Aim of the task - Copy out the records below with every "script-label" swapped for "script-name", changing nothing else.
──────────────────────────────
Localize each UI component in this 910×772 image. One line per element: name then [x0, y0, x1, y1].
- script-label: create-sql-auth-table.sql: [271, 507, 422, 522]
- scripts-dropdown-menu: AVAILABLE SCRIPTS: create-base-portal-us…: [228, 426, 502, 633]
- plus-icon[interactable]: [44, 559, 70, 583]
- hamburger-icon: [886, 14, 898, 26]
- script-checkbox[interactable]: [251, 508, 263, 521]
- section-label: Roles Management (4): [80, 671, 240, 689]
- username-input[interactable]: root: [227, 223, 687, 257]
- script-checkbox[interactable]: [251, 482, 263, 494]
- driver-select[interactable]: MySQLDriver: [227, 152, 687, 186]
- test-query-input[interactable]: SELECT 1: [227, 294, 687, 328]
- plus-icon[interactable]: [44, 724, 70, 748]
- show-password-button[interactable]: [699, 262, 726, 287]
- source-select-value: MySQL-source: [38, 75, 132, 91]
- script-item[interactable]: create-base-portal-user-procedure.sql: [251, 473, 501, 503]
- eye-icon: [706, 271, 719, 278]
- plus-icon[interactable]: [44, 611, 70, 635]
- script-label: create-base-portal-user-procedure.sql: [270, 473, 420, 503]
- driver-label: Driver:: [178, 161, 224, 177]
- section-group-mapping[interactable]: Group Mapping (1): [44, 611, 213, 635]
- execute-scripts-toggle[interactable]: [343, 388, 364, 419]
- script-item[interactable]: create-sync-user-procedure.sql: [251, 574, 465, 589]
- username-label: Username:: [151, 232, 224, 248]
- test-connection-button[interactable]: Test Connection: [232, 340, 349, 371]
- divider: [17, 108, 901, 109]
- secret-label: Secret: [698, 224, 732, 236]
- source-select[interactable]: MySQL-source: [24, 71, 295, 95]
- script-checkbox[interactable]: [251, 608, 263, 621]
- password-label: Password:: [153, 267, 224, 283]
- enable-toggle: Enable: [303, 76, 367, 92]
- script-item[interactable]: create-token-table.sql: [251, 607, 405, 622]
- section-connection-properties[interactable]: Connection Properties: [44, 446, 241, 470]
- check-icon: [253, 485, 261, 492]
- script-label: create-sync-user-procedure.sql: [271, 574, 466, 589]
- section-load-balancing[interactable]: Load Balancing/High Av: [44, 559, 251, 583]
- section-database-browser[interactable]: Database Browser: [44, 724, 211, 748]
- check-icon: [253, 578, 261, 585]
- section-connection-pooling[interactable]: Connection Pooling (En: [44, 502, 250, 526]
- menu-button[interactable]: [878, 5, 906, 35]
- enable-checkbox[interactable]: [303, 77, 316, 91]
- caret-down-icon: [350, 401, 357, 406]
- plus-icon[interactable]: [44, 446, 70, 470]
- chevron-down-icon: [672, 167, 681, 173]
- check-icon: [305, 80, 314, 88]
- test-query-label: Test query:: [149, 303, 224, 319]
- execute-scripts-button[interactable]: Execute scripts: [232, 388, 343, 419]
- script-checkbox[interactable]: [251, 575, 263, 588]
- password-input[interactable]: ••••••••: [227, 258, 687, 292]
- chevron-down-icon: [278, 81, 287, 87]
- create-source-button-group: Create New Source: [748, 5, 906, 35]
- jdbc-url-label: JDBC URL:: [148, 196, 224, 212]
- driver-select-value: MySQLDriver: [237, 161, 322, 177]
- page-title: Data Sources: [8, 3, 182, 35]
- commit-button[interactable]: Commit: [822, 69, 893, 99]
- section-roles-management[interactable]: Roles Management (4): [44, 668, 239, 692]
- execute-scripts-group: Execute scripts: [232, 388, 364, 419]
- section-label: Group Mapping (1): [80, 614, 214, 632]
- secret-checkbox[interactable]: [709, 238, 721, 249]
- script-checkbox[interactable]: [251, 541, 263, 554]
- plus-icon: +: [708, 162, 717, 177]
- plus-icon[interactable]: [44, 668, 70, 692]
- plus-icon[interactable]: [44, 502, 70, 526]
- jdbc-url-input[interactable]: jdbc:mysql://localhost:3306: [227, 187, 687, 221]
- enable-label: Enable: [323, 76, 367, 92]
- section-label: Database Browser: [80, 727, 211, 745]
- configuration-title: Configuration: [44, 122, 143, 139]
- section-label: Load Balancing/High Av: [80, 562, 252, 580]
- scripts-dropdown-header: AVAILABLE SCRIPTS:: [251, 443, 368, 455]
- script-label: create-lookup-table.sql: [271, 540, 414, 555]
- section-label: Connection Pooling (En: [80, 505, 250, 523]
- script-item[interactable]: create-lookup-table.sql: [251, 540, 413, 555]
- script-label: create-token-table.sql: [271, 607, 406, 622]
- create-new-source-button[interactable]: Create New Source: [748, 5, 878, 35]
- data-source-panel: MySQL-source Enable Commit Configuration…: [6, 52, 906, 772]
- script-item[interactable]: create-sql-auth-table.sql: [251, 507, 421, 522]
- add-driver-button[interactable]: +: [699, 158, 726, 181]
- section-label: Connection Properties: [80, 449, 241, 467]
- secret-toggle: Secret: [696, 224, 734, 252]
──────────────────────────────
Reply to the task -
Localize each UI component in this 910×772 image. One line per element: name then [x0, y0, x1, y1].
- script-name: create-sql-auth-table.sql: [271, 507, 422, 522]
- scripts-dropdown-menu: AVAILABLE SCRIPTS: create-base-portal-us…: [228, 426, 502, 633]
- plus-icon[interactable]: [44, 559, 70, 583]
- hamburger-icon: [886, 14, 898, 26]
- script-checkbox[interactable]: [251, 508, 263, 521]
- section-label: Roles Management (4): [80, 671, 240, 689]
- username-input[interactable]: root: [227, 223, 687, 257]
- script-checkbox[interactable]: [251, 482, 263, 494]
- driver-select[interactable]: MySQLDriver: [227, 152, 687, 186]
- test-query-input[interactable]: SELECT 1: [227, 294, 687, 328]
- plus-icon[interactable]: [44, 724, 70, 748]
- show-password-button[interactable]: [699, 262, 726, 287]
- source-select-value: MySQL-source: [38, 75, 132, 91]
- script-item[interactable]: create-base-portal-user-procedure.sql: [251, 473, 501, 503]
- eye-icon: [706, 271, 719, 278]
- plus-icon[interactable]: [44, 611, 70, 635]
- script-name: create-base-portal-user-procedure.sql: [270, 473, 420, 503]
- driver-label: Driver:: [178, 161, 224, 177]
- section-group-mapping[interactable]: Group Mapping (1): [44, 611, 213, 635]
- execute-scripts-toggle[interactable]: [343, 388, 364, 419]
- script-item[interactable]: create-sync-user-procedure.sql: [251, 574, 465, 589]
- username-label: Username:: [151, 232, 224, 248]
- test-connection-button[interactable]: Test Connection: [232, 340, 349, 371]
- divider: [17, 108, 901, 109]
- secret-label: Secret: [698, 224, 732, 236]
- source-select[interactable]: MySQL-source: [24, 71, 295, 95]
- script-checkbox[interactable]: [251, 608, 263, 621]
- password-label: Password:: [153, 267, 224, 283]
- enable-toggle: Enable: [303, 76, 367, 92]
- script-item[interactable]: create-token-table.sql: [251, 607, 405, 622]
- section-connection-properties[interactable]: Connection Properties: [44, 446, 241, 470]
- check-icon: [253, 485, 261, 492]
- script-name: create-sync-user-procedure.sql: [271, 574, 466, 589]
- section-load-balancing[interactable]: Load Balancing/High Av: [44, 559, 251, 583]
- section-database-browser[interactable]: Database Browser: [44, 724, 211, 748]
- check-icon: [253, 578, 261, 585]
- section-connection-pooling[interactable]: Connection Pooling (En: [44, 502, 250, 526]
- menu-button[interactable]: [878, 5, 906, 35]
- enable-checkbox[interactable]: [303, 77, 316, 91]
- caret-down-icon: [350, 401, 357, 406]
- plus-icon[interactable]: [44, 446, 70, 470]
- chevron-down-icon: [672, 167, 681, 173]
- check-icon: [305, 80, 314, 88]
- test-query-label: Test query:: [149, 303, 224, 319]
- execute-scripts-button[interactable]: Execute scripts: [232, 388, 343, 419]
- script-checkbox[interactable]: [251, 575, 263, 588]
- password-input[interactable]: ••••••••: [227, 258, 687, 292]
- chevron-down-icon: [278, 81, 287, 87]
- create-source-button-group: Create New Source: [748, 5, 906, 35]
- jdbc-url-label: JDBC URL:: [148, 196, 224, 212]
- driver-select-value: MySQLDriver: [237, 161, 322, 177]
- page-title: Data Sources: [8, 3, 182, 35]
- commit-button[interactable]: Commit: [822, 69, 893, 99]
- section-roles-management[interactable]: Roles Management (4): [44, 668, 239, 692]
- execute-scripts-group: Execute scripts: [232, 388, 364, 419]
- section-label: Group Mapping (1): [80, 614, 214, 632]
- secret-checkbox[interactable]: [709, 238, 721, 249]
- script-checkbox[interactable]: [251, 541, 263, 554]
- plus-icon: +: [708, 162, 717, 177]
- plus-icon[interactable]: [44, 668, 70, 692]
- plus-icon[interactable]: [44, 502, 70, 526]
- jdbc-url-input[interactable]: jdbc:mysql://localhost:3306: [227, 187, 687, 221]
- enable-label: Enable: [323, 76, 367, 92]
- section-label: Database Browser: [80, 727, 211, 745]
- configuration-title: Configuration: [44, 122, 143, 139]
- section-label: Load Balancing/High Av: [80, 562, 252, 580]
- scripts-dropdown-header: AVAILABLE SCRIPTS:: [251, 443, 368, 455]
- script-name: create-lookup-table.sql: [271, 540, 414, 555]
- section-label: Connection Pooling (En: [80, 505, 250, 523]
- script-item[interactable]: create-lookup-table.sql: [251, 540, 413, 555]
- script-name: create-token-table.sql: [271, 607, 406, 622]
- create-new-source-button[interactable]: Create New Source: [748, 5, 878, 35]
- data-source-panel: MySQL-source Enable Commit Configuration…: [6, 52, 906, 772]
- script-item[interactable]: create-sql-auth-table.sql: [251, 507, 421, 522]
- add-driver-button[interactable]: +: [699, 158, 726, 181]
- section-label: Connection Properties: [80, 449, 241, 467]
- secret-toggle: Secret: [696, 224, 734, 252]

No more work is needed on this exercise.